Find each line with the word "これからの就職活動を通じて何社の内々定を得られると思うか" and say how many there are, nothing else.

[Items from a dataset]
******
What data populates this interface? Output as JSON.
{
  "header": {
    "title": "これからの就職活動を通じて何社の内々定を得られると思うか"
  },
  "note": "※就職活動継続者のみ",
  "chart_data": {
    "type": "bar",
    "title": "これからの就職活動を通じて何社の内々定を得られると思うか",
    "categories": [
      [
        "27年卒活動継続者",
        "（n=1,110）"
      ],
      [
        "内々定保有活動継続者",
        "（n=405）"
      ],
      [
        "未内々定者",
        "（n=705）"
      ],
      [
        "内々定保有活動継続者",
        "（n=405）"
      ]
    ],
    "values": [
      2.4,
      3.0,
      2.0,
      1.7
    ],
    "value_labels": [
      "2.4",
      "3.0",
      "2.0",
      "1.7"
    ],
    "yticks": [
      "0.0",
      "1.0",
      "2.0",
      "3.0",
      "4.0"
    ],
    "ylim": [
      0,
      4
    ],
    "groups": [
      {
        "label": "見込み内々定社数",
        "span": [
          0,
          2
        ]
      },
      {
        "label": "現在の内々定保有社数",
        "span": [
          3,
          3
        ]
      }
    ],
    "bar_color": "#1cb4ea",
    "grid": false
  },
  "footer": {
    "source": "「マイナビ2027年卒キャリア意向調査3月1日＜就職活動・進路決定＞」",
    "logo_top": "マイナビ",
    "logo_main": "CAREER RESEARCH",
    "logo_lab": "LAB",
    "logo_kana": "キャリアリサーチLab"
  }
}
******
- _Exercise output_: 2